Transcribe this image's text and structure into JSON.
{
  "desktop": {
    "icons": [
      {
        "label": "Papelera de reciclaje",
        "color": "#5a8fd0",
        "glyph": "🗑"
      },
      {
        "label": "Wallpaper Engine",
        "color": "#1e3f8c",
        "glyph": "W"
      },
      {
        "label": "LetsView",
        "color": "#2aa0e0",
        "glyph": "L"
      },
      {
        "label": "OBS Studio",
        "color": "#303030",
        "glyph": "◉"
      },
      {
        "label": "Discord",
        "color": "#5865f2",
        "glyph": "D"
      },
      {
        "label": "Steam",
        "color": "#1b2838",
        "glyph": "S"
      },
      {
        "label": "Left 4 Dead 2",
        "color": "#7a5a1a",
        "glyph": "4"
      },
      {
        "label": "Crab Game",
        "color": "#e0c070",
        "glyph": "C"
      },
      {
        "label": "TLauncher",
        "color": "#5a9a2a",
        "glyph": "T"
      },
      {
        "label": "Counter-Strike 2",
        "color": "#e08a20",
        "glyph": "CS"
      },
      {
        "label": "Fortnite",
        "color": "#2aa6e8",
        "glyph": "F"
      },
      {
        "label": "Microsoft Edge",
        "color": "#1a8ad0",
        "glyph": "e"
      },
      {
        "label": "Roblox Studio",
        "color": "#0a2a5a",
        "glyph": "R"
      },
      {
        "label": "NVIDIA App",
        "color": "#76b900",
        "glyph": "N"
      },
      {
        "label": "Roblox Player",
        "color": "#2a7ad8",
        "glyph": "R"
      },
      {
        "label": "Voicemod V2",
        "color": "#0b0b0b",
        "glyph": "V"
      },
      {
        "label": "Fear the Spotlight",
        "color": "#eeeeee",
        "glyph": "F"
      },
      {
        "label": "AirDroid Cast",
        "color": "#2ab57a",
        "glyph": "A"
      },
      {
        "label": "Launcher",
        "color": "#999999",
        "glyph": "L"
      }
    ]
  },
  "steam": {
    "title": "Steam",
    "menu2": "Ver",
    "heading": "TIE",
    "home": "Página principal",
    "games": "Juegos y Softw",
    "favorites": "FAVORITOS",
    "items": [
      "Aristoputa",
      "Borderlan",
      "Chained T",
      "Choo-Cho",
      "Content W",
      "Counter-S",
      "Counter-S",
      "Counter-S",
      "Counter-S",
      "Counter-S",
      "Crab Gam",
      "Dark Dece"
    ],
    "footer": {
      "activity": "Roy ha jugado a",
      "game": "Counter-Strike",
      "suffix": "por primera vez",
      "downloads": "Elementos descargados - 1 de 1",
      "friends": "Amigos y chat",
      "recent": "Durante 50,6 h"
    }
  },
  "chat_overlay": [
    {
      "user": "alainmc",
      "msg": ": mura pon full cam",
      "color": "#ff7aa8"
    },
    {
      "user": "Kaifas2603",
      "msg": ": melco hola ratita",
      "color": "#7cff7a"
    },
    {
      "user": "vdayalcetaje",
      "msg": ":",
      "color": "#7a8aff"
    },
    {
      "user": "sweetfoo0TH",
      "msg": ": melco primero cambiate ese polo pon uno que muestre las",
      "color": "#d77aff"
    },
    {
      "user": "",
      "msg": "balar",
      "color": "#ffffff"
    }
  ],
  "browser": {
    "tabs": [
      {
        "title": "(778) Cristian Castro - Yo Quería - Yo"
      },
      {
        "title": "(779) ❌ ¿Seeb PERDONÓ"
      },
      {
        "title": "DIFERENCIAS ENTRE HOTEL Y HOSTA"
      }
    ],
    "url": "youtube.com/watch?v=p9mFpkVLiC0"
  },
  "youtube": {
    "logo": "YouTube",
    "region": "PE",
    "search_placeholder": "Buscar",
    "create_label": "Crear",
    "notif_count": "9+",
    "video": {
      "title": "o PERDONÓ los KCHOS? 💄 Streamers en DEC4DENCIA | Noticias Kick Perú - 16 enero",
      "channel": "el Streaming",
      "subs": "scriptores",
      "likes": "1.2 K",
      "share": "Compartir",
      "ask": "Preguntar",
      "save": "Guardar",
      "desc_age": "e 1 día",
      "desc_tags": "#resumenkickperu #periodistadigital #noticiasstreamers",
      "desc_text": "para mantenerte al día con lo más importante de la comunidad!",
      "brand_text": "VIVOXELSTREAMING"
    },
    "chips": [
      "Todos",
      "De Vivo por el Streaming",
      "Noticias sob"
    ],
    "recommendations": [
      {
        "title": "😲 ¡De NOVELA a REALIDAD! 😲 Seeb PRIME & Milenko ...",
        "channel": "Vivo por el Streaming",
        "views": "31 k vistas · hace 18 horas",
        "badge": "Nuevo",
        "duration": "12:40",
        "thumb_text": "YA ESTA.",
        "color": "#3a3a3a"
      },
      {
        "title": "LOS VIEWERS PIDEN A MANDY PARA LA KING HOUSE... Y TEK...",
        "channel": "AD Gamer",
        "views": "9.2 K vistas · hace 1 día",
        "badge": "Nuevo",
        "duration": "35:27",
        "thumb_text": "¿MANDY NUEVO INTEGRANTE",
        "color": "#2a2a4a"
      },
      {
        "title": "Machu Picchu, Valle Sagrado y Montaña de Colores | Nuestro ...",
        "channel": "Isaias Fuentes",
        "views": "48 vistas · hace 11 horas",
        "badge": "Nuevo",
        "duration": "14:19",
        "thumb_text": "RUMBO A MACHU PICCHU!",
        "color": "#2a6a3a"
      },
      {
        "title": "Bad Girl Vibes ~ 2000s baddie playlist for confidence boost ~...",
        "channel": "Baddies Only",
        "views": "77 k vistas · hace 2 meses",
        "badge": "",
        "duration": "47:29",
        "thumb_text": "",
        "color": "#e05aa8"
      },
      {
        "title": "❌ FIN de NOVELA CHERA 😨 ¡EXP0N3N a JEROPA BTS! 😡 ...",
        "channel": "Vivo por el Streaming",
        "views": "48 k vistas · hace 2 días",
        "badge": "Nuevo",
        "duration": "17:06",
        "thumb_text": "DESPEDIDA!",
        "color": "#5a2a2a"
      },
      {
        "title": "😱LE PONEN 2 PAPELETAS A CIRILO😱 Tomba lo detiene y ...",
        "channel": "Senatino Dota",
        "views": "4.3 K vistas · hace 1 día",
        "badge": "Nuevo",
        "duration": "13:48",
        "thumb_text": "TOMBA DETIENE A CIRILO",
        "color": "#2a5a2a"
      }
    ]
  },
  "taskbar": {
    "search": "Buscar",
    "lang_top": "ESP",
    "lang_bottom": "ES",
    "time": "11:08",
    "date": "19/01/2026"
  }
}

### Work to do
Only a number is wanted: how many lines of the data above contain "hace"?

### Completed task
6